_DIRECTIONS_
Select every line below containing the word "Peter".

_Raw records_
<<<<

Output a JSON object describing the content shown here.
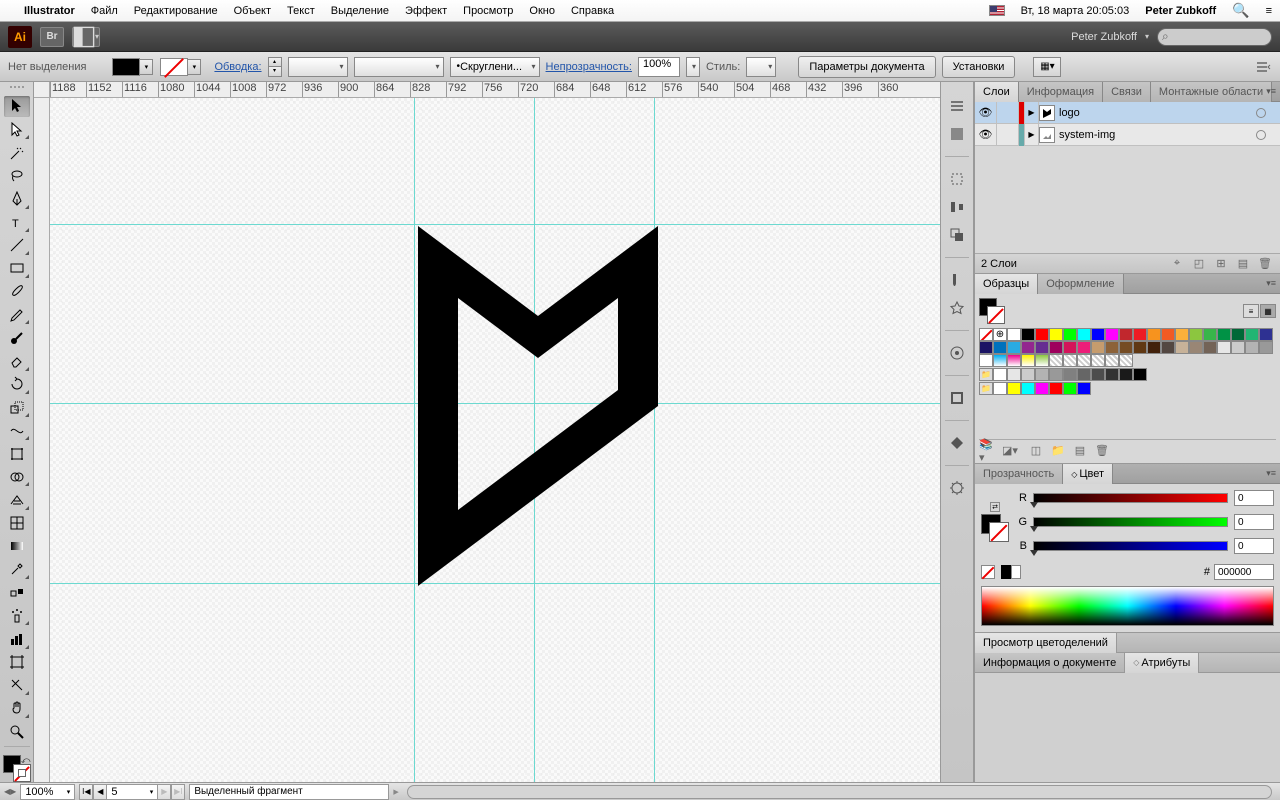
{
  "menubar": {
    "app": "Illustrator",
    "items": [
      "Файл",
      "Редактирование",
      "Объект",
      "Текст",
      "Выделение",
      "Эффект",
      "Просмотр",
      "Окно",
      "Справка"
    ],
    "datetime": "Вт, 18 марта 20:05:03",
    "username": "Peter Zubkoff"
  },
  "titlebar": {
    "user": "Peter Zubkoff"
  },
  "controlbar": {
    "selection": "Нет выделения",
    "stroke_label": "Обводка:",
    "stroke_weight": "",
    "cap_label": "Скруглени...",
    "opacity_label": "Непрозрачность:",
    "opacity": "100%",
    "style_label": "Стиль:",
    "btn_docsetup": "Параметры документа",
    "btn_prefs": "Установки"
  },
  "ruler_values": [
    1188,
    1152,
    1116,
    1080,
    1044,
    1008,
    972,
    936,
    900,
    864,
    828,
    792,
    756,
    720,
    684,
    648,
    612,
    576,
    540,
    504,
    468,
    432,
    396,
    360
  ],
  "layers": {
    "tabs": [
      "Слои",
      "Информация",
      "Связи",
      "Монтажные области"
    ],
    "items": [
      {
        "name": "logo",
        "color": "#d00"
      },
      {
        "name": "system-img",
        "color": "#6aa"
      }
    ],
    "footer_count": "2 Слои"
  },
  "swatches": {
    "tabs": [
      "Образцы",
      "Оформление"
    ],
    "row1": [
      "none",
      "reg",
      "#ffffff",
      "#000000",
      "#ff0000",
      "#ffff00",
      "#00ff00",
      "#00ffff",
      "#0000ff",
      "#ff00ff",
      "#c1272d",
      "#ed1c24",
      "#f7931e",
      "#f15a24",
      "#fbb03b",
      "#8cc63f",
      "#39b54a",
      "#009245",
      "#006837",
      "#22b573",
      "#2e3192"
    ],
    "row2": [
      "#1b1464",
      "#0071bc",
      "#29abe2",
      "#93278f",
      "#662d91",
      "#9e005d",
      "#d4145a",
      "#ed1e79",
      "#c69c6d",
      "#8c6239",
      "#754c24",
      "#603813",
      "#42210b",
      "#534741",
      "#c7b299",
      "#998675",
      "#736357",
      "#e6e6e6",
      "#cccccc",
      "#b3b3b3",
      "#999999"
    ],
    "row3_head": [
      "#fff",
      "#00aeef",
      "#ec008c",
      "#fff200",
      "#8dc63f"
    ],
    "gray_row": [
      "#ffffff",
      "#e6e6e6",
      "#cccccc",
      "#b3b3b3",
      "#999999",
      "#808080",
      "#666666",
      "#4d4d4d",
      "#333333",
      "#1a1a1a",
      "#000000"
    ],
    "bright_row": [
      "#ffffff",
      "#ffff00",
      "#00ffff",
      "#ff00ff",
      "#ff0000",
      "#00ff00",
      "#0000ff"
    ]
  },
  "color": {
    "tabs": [
      "Прозрачность",
      "Цвет"
    ],
    "r_label": "R",
    "g_label": "G",
    "b_label": "B",
    "r": "0",
    "g": "0",
    "b": "0",
    "hex": "000000"
  },
  "collapsed1": {
    "tab": "Просмотр цветоделений"
  },
  "collapsed2": {
    "tabs": [
      "Информация о документе",
      "Атрибуты"
    ]
  },
  "statusbar": {
    "zoom": "100%",
    "artboard": "5",
    "info": "Выделенный фрагмент"
  }
}
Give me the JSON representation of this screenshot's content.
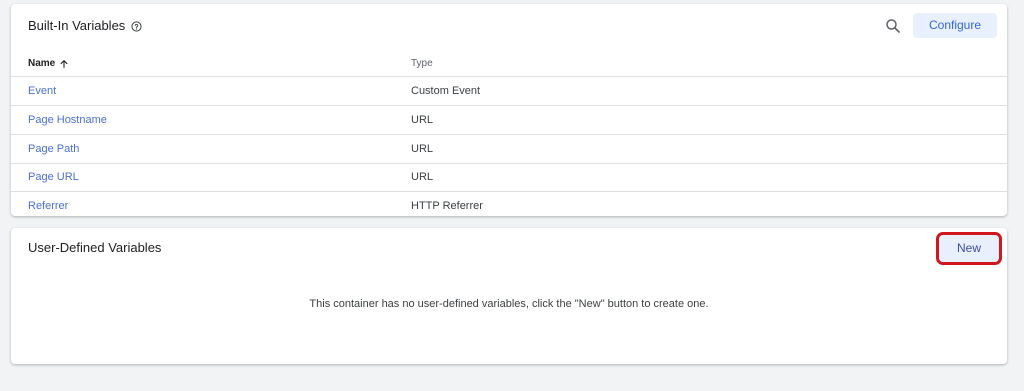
{
  "builtin": {
    "title": "Built-In Variables",
    "configure_label": "Configure",
    "header_name": "Name",
    "header_type": "Type",
    "rows": [
      {
        "name": "Event",
        "type": "Custom Event"
      },
      {
        "name": "Page Hostname",
        "type": "URL"
      },
      {
        "name": "Page Path",
        "type": "URL"
      },
      {
        "name": "Page URL",
        "type": "URL"
      },
      {
        "name": "Referrer",
        "type": "HTTP Referrer"
      }
    ]
  },
  "user_defined": {
    "title": "User-Defined Variables",
    "new_label": "New",
    "empty_message": "This container has no user-defined variables, click the \"New\" button to create one."
  },
  "icons": {
    "help": "help-icon",
    "search": "search-icon",
    "sort": "arrow-up-icon"
  },
  "colors": {
    "accent": "#1a73e8",
    "button_bg": "#e8f0fe",
    "highlight": "#d0161e"
  }
}
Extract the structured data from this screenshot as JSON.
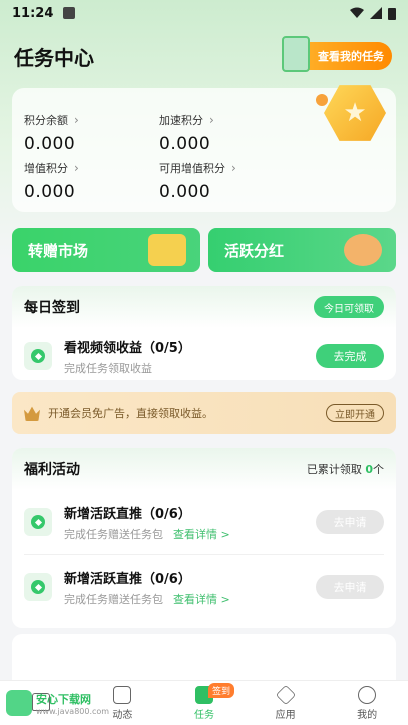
{
  "status_bar": {
    "time": "11:24"
  },
  "header": {
    "title": "任务中心",
    "my_task_button": "查看我的任务"
  },
  "points": [
    {
      "label": "积分余额",
      "value": "0.000"
    },
    {
      "label": "加速积分",
      "value": "0.000"
    },
    {
      "label": "增值积分",
      "value": "0.000"
    },
    {
      "label": "可用增值积分",
      "value": "0.000"
    }
  ],
  "promos": {
    "left": "转赠市场",
    "right": "活跃分红"
  },
  "daily_checkin": {
    "title": "每日签到",
    "pill": "今日可领取",
    "task": {
      "title": "看视频领收益（0/5）",
      "subtitle": "完成任务领取收益",
      "button": "去完成"
    }
  },
  "vip": {
    "text": "开通会员免广告，直接领取收益。",
    "button": "立即开通"
  },
  "welfare": {
    "title": "福利活动",
    "claimed_label": "已累计领取",
    "claimed_count": "0",
    "claimed_unit": "个",
    "tasks": [
      {
        "title": "新增活跃直推（0/6）",
        "subtitle": "完成任务赠送任务包",
        "link": "查看详情 >",
        "button": "去申请"
      },
      {
        "title": "新增活跃直推（0/6）",
        "subtitle": "完成任务赠送任务包",
        "link": "查看详情 >",
        "button": "去申请"
      }
    ]
  },
  "tabs": [
    {
      "label": "",
      "icon": "home-icon"
    },
    {
      "label": "动态",
      "icon": "feed-icon"
    },
    {
      "label": "任务",
      "icon": "task-icon",
      "tag": "签到"
    },
    {
      "label": "应用",
      "icon": "apps-icon"
    },
    {
      "label": "我的",
      "icon": "profile-icon"
    }
  ],
  "watermark": {
    "name": "安心下载网",
    "url": "www.java800.com"
  }
}
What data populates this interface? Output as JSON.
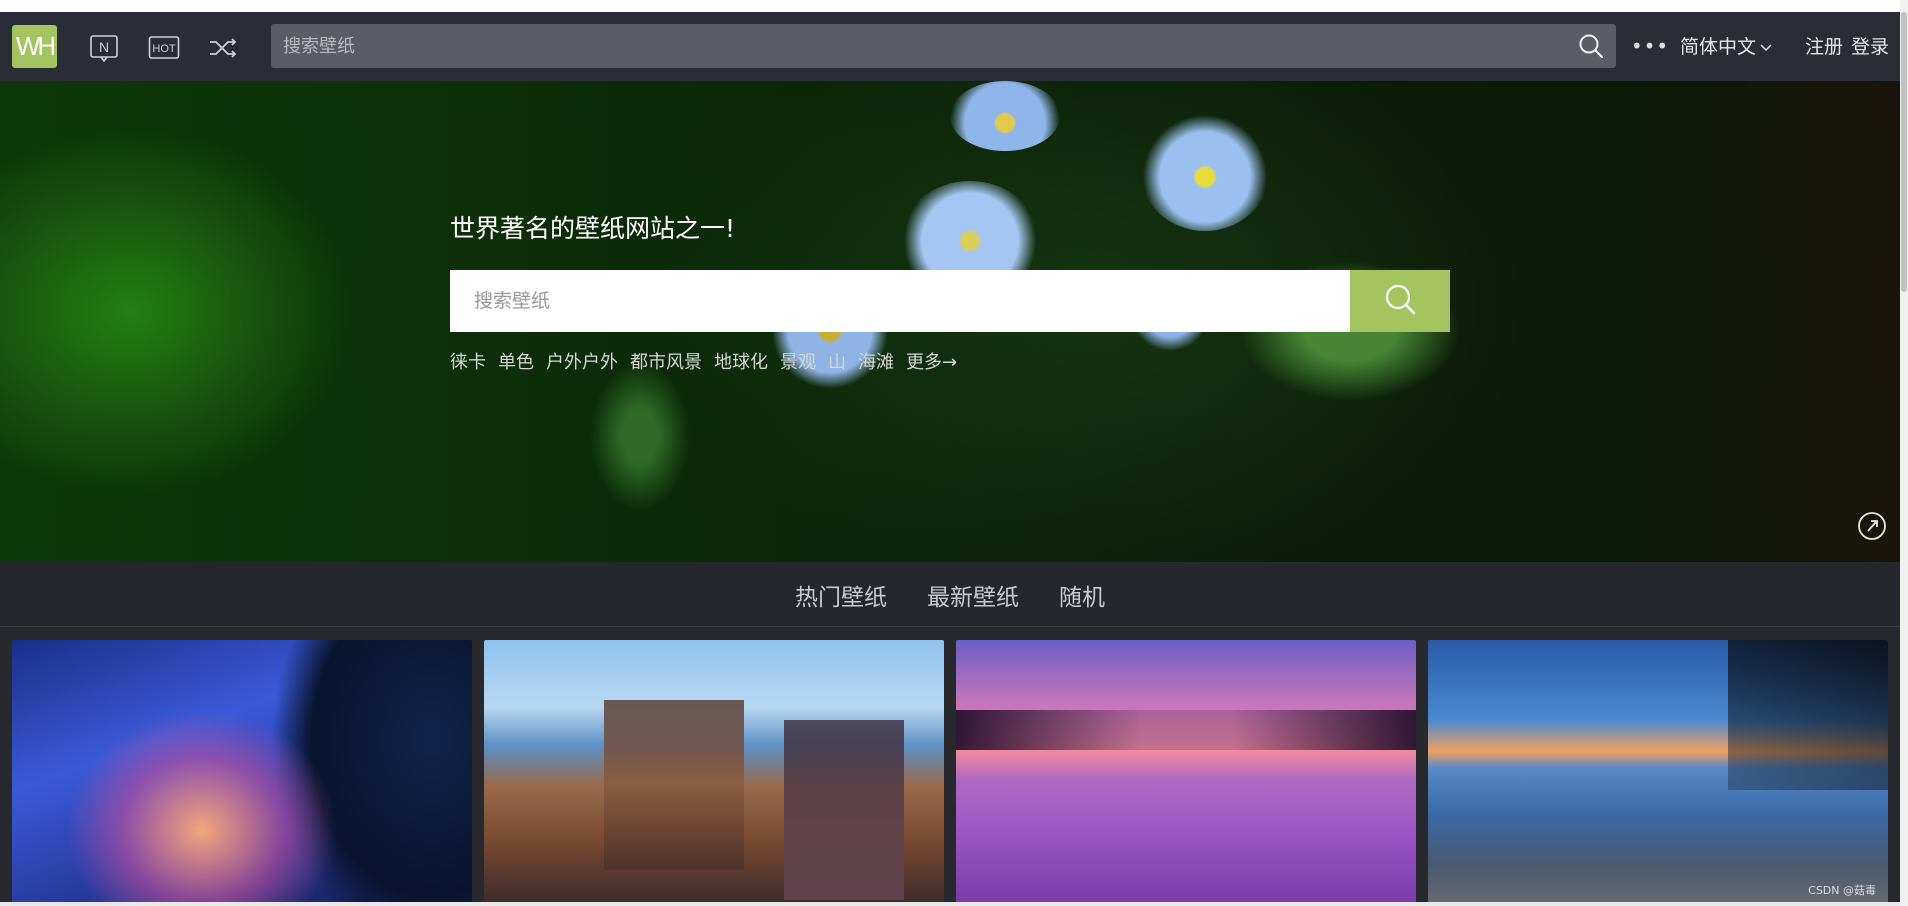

>>>>

_FINAL ANSWER_
    "username": "Peter Zubkoff"
    "user": "Peter Zubkoff"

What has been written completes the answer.